### Written request
Show all lines holding the string "name".

============================================================

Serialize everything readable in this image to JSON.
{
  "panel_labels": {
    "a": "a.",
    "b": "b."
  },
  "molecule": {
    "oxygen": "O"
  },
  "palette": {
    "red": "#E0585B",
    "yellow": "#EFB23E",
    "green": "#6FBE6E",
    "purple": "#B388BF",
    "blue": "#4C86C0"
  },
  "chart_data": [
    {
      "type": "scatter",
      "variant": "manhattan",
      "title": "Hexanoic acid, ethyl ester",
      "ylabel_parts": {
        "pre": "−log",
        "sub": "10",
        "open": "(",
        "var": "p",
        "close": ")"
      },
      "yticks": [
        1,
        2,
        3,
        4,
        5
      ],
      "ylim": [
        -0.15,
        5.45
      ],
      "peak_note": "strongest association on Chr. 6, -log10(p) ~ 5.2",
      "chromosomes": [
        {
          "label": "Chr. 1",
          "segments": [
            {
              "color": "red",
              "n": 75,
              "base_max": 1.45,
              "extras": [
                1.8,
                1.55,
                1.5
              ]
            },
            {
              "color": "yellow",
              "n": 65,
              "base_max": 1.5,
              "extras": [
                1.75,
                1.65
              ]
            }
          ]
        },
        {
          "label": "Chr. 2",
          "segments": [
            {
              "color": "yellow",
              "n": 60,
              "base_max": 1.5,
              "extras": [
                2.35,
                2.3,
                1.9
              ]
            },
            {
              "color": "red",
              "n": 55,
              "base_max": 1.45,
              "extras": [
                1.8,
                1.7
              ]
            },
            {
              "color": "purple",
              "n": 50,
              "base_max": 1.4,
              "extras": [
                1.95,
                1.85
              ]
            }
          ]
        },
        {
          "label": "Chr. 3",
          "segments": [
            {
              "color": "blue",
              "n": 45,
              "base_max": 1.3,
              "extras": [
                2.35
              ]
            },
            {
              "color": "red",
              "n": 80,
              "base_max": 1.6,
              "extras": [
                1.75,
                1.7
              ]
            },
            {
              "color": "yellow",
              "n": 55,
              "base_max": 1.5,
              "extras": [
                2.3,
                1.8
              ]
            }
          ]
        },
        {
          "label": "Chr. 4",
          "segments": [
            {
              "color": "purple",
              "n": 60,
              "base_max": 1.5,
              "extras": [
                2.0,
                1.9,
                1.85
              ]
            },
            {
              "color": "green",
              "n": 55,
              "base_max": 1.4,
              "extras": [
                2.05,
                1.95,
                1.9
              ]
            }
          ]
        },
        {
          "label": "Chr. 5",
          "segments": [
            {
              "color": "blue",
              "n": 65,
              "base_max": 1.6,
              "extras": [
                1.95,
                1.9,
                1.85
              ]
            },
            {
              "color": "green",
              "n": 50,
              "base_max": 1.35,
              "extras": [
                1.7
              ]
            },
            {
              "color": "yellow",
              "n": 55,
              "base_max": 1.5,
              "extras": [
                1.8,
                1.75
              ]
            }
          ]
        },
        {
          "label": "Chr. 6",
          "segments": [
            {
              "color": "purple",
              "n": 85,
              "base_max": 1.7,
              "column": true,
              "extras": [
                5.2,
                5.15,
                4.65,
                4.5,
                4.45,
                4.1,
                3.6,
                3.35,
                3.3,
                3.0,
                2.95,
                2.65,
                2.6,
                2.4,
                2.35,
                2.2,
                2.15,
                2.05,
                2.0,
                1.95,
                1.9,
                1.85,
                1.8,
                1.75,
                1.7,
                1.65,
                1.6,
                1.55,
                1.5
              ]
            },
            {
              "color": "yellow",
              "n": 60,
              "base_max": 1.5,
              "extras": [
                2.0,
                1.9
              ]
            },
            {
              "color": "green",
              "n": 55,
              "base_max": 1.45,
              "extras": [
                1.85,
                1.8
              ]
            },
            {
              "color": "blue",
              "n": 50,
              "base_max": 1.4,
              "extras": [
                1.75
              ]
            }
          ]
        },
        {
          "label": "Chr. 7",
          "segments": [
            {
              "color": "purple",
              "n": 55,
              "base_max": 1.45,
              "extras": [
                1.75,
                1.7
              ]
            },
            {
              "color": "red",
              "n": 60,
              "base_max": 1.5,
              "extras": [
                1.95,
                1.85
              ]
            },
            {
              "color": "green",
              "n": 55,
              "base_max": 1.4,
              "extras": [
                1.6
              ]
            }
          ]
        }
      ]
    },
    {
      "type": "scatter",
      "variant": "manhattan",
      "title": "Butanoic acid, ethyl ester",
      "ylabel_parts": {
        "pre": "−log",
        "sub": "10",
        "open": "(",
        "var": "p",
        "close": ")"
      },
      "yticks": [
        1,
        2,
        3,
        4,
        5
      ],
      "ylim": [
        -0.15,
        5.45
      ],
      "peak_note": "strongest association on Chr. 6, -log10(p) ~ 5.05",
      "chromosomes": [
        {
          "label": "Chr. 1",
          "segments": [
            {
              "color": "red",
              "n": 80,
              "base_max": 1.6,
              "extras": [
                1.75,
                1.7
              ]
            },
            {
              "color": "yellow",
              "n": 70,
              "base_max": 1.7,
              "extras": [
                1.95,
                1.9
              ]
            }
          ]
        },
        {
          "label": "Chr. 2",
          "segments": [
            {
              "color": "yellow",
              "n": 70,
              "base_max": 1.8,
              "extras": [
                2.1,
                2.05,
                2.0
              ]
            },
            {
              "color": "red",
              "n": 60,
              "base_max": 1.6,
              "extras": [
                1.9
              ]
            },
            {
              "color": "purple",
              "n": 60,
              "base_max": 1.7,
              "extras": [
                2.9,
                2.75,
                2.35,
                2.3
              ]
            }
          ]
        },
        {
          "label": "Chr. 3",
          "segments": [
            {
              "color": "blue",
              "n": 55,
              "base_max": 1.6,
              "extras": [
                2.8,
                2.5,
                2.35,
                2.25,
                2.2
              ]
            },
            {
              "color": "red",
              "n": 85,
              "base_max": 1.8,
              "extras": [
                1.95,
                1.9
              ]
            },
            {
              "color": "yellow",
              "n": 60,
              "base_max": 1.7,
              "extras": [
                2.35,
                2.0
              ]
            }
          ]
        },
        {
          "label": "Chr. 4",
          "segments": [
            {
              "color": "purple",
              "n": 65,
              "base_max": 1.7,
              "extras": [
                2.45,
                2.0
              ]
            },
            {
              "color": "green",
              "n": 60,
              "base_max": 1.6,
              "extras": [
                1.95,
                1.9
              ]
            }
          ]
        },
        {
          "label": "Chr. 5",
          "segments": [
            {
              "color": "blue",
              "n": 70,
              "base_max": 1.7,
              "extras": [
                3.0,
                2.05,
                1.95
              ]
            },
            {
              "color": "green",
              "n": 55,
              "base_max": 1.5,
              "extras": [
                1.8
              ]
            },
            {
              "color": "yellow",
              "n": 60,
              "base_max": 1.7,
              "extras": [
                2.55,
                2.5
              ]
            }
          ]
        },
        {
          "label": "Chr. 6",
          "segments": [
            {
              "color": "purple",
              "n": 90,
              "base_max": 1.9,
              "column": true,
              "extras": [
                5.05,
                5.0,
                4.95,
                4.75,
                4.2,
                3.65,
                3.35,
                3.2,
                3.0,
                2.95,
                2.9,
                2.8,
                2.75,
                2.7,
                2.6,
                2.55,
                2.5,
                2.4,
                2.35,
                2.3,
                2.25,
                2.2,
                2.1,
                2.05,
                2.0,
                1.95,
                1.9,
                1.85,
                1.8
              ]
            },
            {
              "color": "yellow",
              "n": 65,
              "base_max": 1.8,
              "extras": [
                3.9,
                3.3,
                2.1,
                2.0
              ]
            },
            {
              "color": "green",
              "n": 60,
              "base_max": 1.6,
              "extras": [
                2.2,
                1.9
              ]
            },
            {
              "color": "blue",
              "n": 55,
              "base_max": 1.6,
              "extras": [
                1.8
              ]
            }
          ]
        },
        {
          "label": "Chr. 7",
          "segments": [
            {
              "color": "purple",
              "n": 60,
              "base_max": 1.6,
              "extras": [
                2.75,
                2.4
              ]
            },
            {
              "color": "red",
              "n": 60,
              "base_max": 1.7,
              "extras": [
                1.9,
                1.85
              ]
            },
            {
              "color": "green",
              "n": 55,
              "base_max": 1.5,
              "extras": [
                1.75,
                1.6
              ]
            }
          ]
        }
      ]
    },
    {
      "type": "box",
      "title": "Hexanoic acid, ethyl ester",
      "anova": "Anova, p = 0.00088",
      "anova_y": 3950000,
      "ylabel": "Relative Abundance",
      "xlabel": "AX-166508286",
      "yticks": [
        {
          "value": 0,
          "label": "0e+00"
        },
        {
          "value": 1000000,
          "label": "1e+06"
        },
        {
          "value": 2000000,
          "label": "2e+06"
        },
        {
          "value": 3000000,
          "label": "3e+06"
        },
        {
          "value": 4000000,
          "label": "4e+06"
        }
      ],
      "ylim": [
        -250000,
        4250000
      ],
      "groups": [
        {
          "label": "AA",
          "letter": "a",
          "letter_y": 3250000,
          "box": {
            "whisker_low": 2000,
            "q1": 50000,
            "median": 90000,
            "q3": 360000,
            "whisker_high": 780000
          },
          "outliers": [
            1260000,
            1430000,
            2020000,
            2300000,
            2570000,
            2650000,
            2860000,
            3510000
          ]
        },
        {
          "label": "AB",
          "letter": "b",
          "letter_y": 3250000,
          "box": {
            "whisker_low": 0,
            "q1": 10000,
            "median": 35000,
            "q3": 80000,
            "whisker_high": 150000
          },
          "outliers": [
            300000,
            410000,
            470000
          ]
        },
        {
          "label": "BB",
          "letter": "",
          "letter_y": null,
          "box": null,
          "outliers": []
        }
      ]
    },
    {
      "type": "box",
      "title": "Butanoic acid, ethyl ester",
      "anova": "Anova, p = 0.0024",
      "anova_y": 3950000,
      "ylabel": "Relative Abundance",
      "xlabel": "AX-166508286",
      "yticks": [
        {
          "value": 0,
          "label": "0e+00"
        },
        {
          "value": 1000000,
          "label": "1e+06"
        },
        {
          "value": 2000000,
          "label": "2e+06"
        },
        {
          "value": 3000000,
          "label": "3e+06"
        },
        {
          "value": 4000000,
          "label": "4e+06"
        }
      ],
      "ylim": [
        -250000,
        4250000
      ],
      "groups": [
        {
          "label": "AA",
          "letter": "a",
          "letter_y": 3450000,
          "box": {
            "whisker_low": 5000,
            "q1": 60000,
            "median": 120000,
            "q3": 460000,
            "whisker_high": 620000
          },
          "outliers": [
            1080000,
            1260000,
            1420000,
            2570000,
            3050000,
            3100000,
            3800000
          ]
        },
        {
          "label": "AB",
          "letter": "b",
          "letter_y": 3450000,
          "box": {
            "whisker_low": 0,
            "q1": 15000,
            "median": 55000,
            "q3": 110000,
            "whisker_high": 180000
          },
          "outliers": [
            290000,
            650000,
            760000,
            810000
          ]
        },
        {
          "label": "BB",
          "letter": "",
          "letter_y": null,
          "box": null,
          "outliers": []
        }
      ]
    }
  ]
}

============================================================

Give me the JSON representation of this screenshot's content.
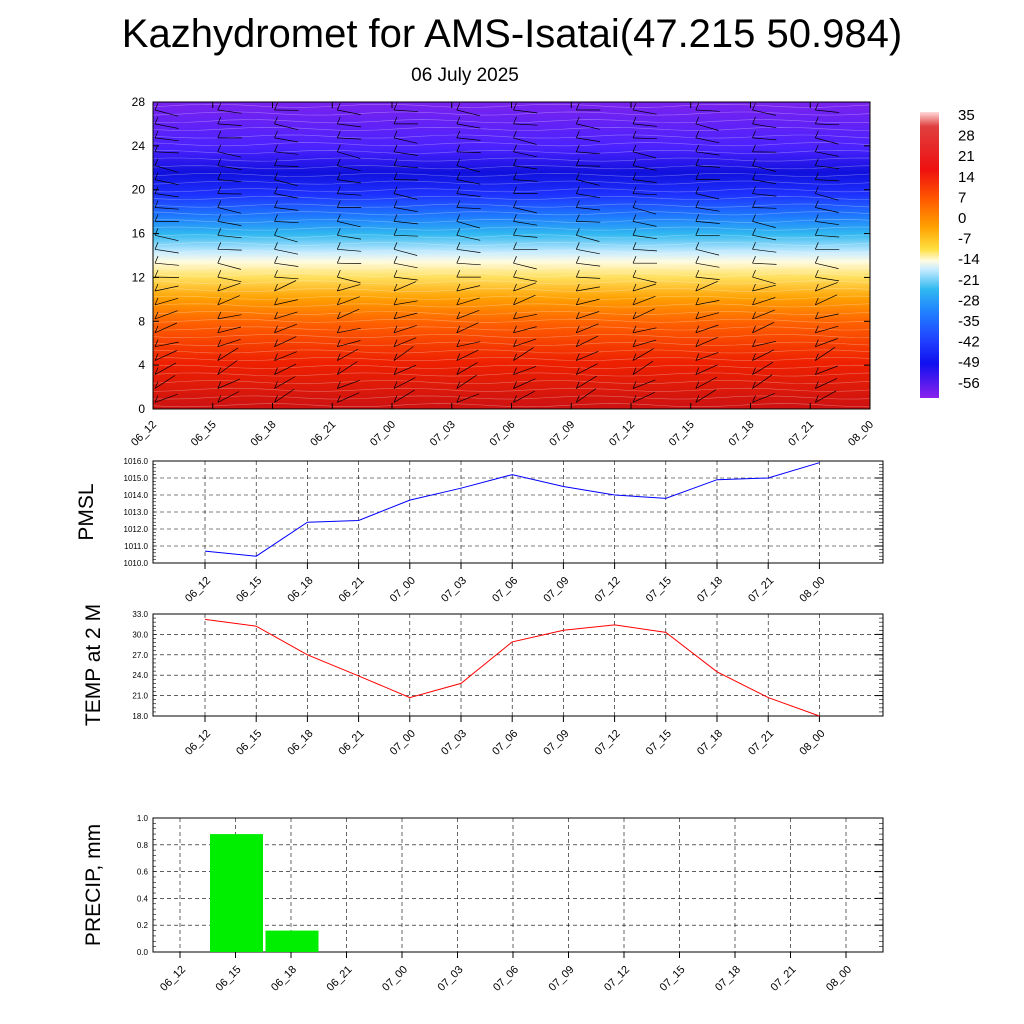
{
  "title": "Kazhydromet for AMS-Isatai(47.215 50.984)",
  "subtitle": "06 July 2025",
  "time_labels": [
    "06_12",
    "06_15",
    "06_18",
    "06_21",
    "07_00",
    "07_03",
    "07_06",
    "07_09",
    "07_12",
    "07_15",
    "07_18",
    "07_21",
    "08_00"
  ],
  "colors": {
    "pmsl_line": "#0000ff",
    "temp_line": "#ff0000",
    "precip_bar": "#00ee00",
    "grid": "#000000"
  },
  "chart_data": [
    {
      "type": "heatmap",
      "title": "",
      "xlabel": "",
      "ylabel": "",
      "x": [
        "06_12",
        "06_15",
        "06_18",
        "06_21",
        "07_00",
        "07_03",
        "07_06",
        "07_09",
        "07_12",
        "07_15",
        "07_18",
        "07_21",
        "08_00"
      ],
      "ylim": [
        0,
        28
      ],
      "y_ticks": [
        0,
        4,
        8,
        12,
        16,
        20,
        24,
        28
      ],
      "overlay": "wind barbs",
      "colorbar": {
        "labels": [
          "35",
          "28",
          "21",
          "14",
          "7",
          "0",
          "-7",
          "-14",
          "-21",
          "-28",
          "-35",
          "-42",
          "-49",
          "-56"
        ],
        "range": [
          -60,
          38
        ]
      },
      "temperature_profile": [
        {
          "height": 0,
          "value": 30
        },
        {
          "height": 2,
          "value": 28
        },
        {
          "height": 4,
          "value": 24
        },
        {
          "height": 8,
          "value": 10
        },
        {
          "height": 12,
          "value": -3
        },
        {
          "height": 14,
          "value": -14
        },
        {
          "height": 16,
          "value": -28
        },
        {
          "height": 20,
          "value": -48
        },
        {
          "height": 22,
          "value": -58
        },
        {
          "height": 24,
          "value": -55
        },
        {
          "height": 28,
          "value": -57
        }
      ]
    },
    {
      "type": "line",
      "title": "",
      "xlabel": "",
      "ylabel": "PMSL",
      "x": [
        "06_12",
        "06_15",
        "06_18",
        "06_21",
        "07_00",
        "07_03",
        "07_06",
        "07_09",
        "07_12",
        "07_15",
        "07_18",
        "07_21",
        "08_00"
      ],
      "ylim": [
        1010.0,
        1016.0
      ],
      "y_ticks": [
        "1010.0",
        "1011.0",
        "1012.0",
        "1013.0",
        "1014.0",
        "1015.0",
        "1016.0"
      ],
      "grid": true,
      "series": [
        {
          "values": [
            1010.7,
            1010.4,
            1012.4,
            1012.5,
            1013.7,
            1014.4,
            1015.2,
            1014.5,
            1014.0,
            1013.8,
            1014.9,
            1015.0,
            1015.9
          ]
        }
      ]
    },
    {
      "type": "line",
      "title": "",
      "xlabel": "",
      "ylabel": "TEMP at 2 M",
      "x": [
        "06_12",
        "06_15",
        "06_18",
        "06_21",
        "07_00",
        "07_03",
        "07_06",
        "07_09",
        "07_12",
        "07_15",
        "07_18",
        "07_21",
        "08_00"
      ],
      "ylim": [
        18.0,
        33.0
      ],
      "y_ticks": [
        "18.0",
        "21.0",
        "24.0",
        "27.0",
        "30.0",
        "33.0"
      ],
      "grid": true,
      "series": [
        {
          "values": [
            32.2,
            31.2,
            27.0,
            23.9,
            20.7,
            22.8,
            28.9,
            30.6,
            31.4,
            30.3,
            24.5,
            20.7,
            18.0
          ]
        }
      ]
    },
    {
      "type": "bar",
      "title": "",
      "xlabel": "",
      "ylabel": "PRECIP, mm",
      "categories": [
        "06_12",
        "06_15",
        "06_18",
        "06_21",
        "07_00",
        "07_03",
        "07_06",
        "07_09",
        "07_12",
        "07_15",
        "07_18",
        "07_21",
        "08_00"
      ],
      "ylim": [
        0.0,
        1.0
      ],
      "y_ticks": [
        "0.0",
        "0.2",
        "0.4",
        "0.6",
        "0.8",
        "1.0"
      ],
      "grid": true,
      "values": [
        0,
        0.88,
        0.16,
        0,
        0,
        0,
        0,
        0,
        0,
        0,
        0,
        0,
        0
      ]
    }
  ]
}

============================================================

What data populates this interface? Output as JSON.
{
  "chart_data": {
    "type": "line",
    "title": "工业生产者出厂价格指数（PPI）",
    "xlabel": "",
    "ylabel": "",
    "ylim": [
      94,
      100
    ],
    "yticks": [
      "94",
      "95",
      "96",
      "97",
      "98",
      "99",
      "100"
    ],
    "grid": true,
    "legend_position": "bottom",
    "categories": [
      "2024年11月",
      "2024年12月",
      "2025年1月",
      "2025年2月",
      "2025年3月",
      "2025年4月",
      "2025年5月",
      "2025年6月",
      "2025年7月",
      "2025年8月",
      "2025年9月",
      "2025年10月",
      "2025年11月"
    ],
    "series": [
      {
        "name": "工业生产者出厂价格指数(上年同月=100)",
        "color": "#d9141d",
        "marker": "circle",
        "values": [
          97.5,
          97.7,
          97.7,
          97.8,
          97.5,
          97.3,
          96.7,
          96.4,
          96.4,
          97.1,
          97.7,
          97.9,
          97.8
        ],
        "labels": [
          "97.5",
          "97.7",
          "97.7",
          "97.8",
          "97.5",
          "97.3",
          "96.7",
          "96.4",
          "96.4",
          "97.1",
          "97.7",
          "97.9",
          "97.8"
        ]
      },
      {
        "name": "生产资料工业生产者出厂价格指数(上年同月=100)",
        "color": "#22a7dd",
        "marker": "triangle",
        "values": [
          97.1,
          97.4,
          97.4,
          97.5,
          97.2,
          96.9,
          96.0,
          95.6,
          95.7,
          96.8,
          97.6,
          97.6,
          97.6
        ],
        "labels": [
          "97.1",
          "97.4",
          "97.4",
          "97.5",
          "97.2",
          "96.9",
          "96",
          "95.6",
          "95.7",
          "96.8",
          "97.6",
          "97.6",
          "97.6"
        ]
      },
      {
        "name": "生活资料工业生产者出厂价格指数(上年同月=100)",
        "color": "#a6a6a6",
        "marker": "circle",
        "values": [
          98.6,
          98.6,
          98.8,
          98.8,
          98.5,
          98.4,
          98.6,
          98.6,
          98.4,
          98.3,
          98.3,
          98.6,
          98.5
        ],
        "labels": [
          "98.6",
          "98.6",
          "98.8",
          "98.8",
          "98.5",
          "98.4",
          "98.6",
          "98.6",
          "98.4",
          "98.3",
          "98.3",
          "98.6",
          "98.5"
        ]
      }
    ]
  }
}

============================================================

### Answer for the task
        "name": "工业生产者出厂价格指数(上年同月=100)",
        "name": "生产资料工业生产者出厂价格指数(上年同月=100)",
        "name": "生活资料工业生产者出厂价格指数(上年同月=100)",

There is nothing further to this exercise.